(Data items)
▬▬▬▬▬▬▬▬▬▬

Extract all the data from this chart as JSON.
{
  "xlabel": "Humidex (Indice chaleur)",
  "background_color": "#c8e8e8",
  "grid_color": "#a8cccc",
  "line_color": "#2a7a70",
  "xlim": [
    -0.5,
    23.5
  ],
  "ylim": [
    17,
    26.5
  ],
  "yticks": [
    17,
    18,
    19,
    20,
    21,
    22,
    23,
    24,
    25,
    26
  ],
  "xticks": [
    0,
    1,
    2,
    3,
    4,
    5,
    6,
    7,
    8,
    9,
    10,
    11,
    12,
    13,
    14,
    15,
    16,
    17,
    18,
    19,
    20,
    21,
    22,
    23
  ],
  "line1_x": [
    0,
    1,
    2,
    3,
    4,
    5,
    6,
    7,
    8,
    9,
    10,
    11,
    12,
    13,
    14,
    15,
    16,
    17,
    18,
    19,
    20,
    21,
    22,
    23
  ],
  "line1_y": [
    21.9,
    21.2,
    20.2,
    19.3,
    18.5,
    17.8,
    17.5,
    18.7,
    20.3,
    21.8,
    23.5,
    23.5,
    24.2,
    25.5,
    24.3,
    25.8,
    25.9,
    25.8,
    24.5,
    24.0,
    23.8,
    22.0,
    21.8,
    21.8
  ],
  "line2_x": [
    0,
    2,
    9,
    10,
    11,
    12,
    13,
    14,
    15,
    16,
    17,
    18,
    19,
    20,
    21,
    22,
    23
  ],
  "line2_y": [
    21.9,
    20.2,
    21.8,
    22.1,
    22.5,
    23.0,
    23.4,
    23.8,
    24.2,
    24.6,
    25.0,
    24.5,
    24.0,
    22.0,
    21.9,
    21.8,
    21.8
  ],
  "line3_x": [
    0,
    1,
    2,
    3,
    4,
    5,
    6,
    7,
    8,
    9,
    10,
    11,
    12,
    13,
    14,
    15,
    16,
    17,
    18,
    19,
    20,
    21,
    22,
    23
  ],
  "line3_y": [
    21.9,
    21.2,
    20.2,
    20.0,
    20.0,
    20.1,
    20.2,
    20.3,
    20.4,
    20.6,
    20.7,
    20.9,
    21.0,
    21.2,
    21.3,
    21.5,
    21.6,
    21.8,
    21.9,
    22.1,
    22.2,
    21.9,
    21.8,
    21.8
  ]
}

▬▬▬▬▬▬▬▬▬▬

» **PROMPT**: Exactly reproduce every line of the data above.

» **THE RESULT**:
Extract all the data from this chart as JSON.
{
  "xlabel": "Humidex (Indice chaleur)",
  "background_color": "#c8e8e8",
  "grid_color": "#a8cccc",
  "line_color": "#2a7a70",
  "xlim": [
    -0.5,
    23.5
  ],
  "ylim": [
    17,
    26.5
  ],
  "yticks": [
    17,
    18,
    19,
    20,
    21,
    22,
    23,
    24,
    25,
    26
  ],
  "xticks": [
    0,
    1,
    2,
    3,
    4,
    5,
    6,
    7,
    8,
    9,
    10,
    11,
    12,
    13,
    14,
    15,
    16,
    17,
    18,
    19,
    20,
    21,
    22,
    23
  ],
  "line1_x": [
    0,
    1,
    2,
    3,
    4,
    5,
    6,
    7,
    8,
    9,
    10,
    11,
    12,
    13,
    14,
    15,
    16,
    17,
    18,
    19,
    20,
    21,
    22,
    23
  ],
  "line1_y": [
    21.9,
    21.2,
    20.2,
    19.3,
    18.5,
    17.8,
    17.5,
    18.7,
    20.3,
    21.8,
    23.5,
    23.5,
    24.2,
    25.5,
    24.3,
    25.8,
    25.9,
    25.8,
    24.5,
    24.0,
    23.8,
    22.0,
    21.8,
    21.8
  ],
  "line2_x": [
    0,
    2,
    9,
    10,
    11,
    12,
    13,
    14,
    15,
    16,
    17,
    18,
    19,
    20,
    21,
    22,
    23
  ],
  "line2_y": [
    21.9,
    20.2,
    21.8,
    22.1,
    22.5,
    23.0,
    23.4,
    23.8,
    24.2,
    24.6,
    25.0,
    24.5,
    24.0,
    22.0,
    21.9,
    21.8,
    21.8
  ],
  "line3_x": [
    0,
    1,
    2,
    3,
    4,
    5,
    6,
    7,
    8,
    9,
    10,
    11,
    12,
    13,
    14,
    15,
    16,
    17,
    18,
    19,
    20,
    21,
    22,
    23
  ],
  "line3_y": [
    21.9,
    21.2,
    20.2,
    20.0,
    20.0,
    20.1,
    20.2,
    20.3,
    20.4,
    20.6,
    20.7,
    20.9,
    21.0,
    21.2,
    21.3,
    21.5,
    21.6,
    21.8,
    21.9,
    22.1,
    22.2,
    21.9,
    21.8,
    21.8
  ]
}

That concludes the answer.